Listed entries
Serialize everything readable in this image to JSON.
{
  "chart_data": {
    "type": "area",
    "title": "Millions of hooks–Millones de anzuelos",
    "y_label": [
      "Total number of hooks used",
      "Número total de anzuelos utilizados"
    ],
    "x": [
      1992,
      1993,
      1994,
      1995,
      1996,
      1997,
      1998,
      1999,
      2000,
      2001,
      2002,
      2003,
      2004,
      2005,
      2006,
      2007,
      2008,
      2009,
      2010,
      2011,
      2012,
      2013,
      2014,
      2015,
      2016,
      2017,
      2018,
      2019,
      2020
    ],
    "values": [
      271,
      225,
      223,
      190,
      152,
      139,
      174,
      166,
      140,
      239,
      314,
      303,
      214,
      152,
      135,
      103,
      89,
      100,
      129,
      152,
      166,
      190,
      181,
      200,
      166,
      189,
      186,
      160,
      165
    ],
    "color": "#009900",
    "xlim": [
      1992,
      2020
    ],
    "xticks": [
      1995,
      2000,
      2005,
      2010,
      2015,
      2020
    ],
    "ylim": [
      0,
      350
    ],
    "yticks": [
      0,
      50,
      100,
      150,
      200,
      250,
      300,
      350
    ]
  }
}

==

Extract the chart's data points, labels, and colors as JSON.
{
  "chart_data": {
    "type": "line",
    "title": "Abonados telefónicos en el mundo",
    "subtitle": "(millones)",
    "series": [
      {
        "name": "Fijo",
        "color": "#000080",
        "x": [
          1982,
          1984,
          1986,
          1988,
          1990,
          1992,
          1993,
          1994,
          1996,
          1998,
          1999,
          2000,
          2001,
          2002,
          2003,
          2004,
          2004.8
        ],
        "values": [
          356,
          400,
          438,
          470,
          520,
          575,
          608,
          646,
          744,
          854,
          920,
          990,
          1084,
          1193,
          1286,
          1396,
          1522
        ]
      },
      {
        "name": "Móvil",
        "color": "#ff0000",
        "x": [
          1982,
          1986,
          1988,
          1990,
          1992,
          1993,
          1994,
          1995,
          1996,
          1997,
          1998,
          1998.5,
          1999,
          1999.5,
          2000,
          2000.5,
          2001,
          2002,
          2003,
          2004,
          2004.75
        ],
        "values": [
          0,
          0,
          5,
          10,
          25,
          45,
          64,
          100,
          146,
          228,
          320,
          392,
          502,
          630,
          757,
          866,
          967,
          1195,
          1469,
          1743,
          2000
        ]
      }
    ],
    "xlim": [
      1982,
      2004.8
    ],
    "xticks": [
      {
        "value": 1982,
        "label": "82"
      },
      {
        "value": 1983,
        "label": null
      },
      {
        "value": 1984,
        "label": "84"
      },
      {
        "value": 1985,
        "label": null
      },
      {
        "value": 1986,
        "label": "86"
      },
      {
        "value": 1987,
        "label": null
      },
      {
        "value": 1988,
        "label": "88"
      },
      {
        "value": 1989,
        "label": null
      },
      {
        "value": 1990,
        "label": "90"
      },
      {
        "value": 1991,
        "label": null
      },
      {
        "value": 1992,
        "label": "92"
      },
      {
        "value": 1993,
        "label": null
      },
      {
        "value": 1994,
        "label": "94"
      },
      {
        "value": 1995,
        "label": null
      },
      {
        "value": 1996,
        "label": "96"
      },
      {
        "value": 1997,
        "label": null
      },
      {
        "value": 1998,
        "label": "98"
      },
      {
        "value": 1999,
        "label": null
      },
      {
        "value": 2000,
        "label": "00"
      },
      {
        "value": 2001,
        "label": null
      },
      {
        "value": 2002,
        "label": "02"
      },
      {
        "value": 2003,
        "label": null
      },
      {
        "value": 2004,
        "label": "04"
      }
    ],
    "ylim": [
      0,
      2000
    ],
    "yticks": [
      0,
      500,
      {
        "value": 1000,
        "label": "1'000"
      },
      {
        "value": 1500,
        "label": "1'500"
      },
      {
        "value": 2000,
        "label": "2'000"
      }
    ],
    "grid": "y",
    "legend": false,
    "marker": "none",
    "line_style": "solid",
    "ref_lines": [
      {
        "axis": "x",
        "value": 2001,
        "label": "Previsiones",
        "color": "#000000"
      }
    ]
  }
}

What you should do
Pick each line holding the word "JSON" out of the data and copy it.

Solution below
Serialize everything readable in this image to JSON.
Extract the chart's data points, labels, and colors as JSON.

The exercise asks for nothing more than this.